-- start of DATA FOR PROCESSING --

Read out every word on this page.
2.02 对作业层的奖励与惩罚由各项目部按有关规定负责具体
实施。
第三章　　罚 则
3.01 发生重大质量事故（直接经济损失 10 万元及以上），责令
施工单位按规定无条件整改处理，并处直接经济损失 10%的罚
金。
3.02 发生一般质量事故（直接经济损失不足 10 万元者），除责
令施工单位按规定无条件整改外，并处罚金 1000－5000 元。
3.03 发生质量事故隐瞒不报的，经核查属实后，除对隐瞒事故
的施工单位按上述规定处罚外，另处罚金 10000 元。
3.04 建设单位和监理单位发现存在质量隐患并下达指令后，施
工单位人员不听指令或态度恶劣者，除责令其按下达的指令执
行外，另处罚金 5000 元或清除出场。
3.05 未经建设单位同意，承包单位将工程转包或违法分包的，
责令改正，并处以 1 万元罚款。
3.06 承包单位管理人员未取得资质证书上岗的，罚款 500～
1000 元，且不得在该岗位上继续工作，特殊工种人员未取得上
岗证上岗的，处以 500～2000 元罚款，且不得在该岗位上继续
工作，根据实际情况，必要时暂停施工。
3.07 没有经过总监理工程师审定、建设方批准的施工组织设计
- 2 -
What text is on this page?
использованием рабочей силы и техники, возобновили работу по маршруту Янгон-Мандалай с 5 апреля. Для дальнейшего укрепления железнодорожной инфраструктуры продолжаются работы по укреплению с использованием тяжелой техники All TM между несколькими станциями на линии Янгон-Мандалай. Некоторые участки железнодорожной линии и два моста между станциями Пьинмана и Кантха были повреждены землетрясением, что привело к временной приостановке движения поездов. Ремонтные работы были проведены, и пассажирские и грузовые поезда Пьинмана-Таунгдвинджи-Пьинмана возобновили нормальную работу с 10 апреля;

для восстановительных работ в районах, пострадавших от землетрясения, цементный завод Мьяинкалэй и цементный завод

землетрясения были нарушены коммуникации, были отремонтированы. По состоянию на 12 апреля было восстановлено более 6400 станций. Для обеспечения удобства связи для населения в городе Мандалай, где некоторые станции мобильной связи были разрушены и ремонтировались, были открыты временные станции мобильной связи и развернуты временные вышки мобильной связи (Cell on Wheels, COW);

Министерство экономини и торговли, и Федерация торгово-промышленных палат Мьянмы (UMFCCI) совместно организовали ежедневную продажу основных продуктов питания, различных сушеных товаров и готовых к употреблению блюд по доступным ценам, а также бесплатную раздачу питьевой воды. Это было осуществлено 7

-- end of DATA FOR PROCESSING --

* **EXERCISE OBJECTIVE**:
Each line of the listing above should be output exactly.

* **SOLUTION BELOW**:
Read out every word on this page.
2.02 对作业层的奖励与惩罚由各项目部按有关规定负责具体
实施。
第三章　　罚 则
3.01 发生重大质量事故（直接经济损失 10 万元及以上），责令
施工单位按规定无条件整改处理，并处直接经济损失 10%的罚
金。
3.02 发生一般质量事故（直接经济损失不足 10 万元者），除责
令施工单位按规定无条件整改外，并处罚金 1000－5000 元。
3.03 发生质量事故隐瞒不报的，经核查属实后，除对隐瞒事故
的施工单位按上述规定处罚外，另处罚金 10000 元。
3.04 建设单位和监理单位发现存在质量隐患并下达指令后，施
工单位人员不听指令或态度恶劣者，除责令其按下达的指令执
行外，另处罚金 5000 元或清除出场。
3.05 未经建设单位同意，承包单位将工程转包或违法分包的，
责令改正，并处以 1 万元罚款。
3.06 承包单位管理人员未取得资质证书上岗的，罚款 500～
1000 元，且不得在该岗位上继续工作，特殊工种人员未取得上
岗证上岗的，处以 500～2000 元罚款，且不得在该岗位上继续
工作，根据实际情况，必要时暂停施工。
3.07 没有经过总监理工程师审定、建设方批准的施工组织设计
- 2 -
What text is on this page?
использованием рабочей силы и техники, возобновили работу по маршруту Янгон-Мандалай с 5 апреля. Для дальнейшего укрепления железнодорожной инфраструктуры продолжаются работы по укреплению с использованием тяжелой техники All TM между несколькими станциями на линии Янгон-Мандалай. Некоторые участки железнодорожной линии и два моста между станциями Пьинмана и Кантха были повреждены землетрясением, что привело к временной приостановке движения поездов. Ремонтные работы были проведены, и пассажирские и грузовые поезда Пьинмана-Таунгдвинджи-Пьинмана возобновили нормальную работу с 10 апреля;

для восстановительных работ в районах, пострадавших от землетрясения, цементный завод Мьяинкалэй и цементный завод

землетрясения были нарушены коммуникации, были отремонтированы. По состоянию на 12 апреля было восстановлено более 6400 станций. Для обеспечения удобства связи для населения в городе Мандалай, где некоторые станции мобильной связи были разрушены и ремонтировались, были открыты временные станции мобильной связи и развернуты временные вышки мобильной связи (Cell on Wheels, COW);

Министерство экономини и торговли, и Федерация торгово-промышленных палат Мьянмы (UMFCCI) совместно организовали ежедневную продажу основных продуктов питания, различных сушеных товаров и готовых к употреблению блюд по доступным ценам, а также бесплатную раздачу питьевой воды. Это было осуществлено 7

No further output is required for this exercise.